Transcribe the listing in full, excluding any pictures.

═══ Records to process ═══

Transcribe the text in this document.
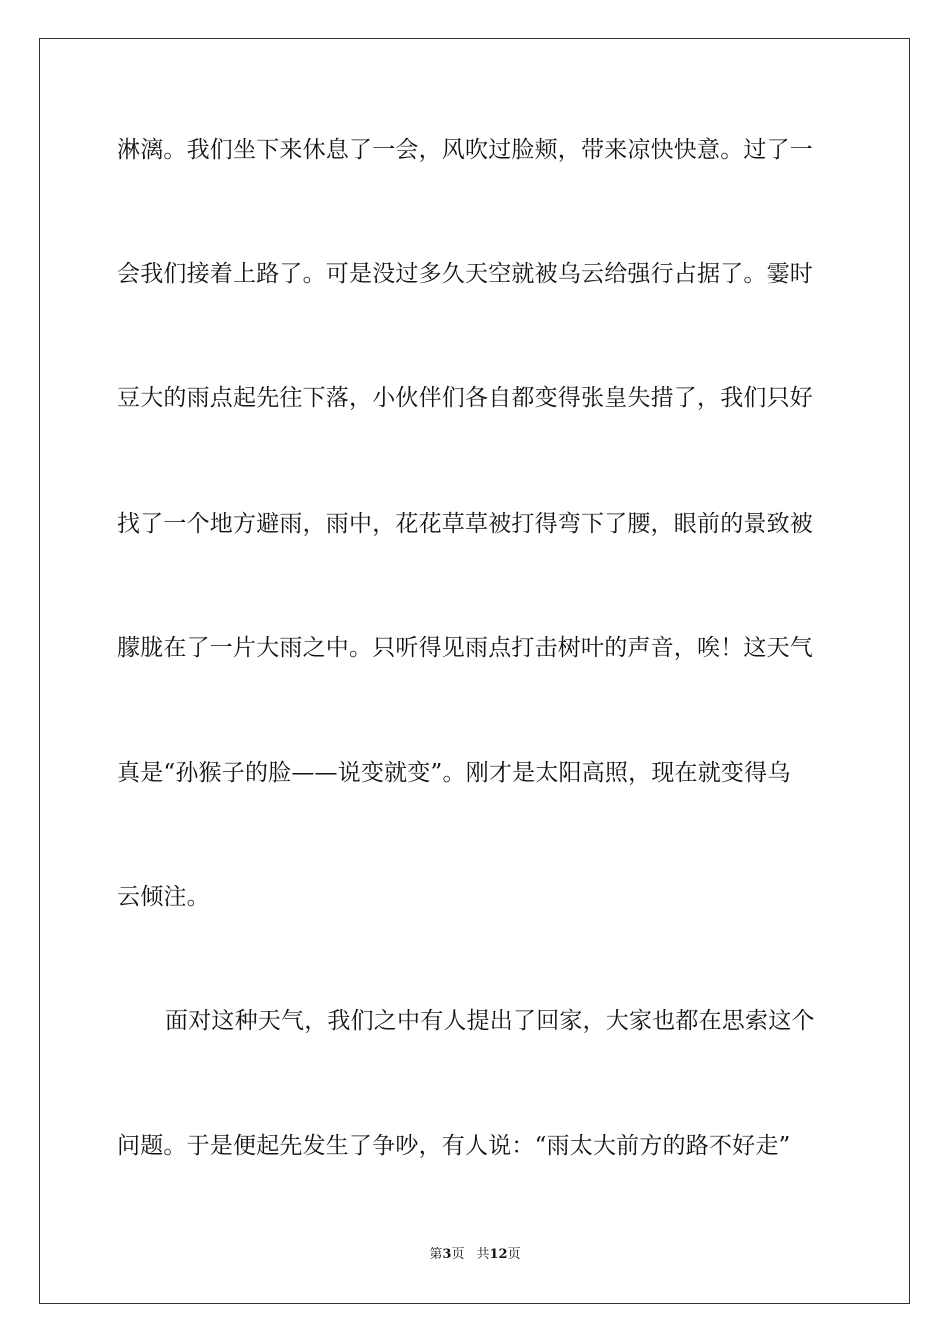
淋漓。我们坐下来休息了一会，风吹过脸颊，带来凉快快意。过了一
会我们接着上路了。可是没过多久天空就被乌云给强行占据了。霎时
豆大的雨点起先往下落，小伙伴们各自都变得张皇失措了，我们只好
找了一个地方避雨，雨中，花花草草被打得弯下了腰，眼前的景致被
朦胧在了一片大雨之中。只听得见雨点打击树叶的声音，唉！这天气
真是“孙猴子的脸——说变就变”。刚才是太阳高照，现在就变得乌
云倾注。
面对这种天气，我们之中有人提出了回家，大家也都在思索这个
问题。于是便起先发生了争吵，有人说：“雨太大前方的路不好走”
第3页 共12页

═══

--- Exercise response ---
Transcribe the text in this document.
淋漓。我们坐下来休息了一会，风吹过脸颊，带来凉快快意。过了一
会我们接着上路了。可是没过多久天空就被乌云给强行占据了。霎时
豆大的雨点起先往下落，小伙伴们各自都变得张皇失措了，我们只好
找了一个地方避雨，雨中，花花草草被打得弯下了腰，眼前的景致被
朦胧在了一片大雨之中。只听得见雨点打击树叶的声音，唉！这天气
真是“孙猴子的脸——说变就变”。刚才是太阳高照，现在就变得乌
云倾注。
面对这种天气，我们之中有人提出了回家，大家也都在思索这个
问题。于是便起先发生了争吵，有人说：“雨太大前方的路不好走”
第3页 共12页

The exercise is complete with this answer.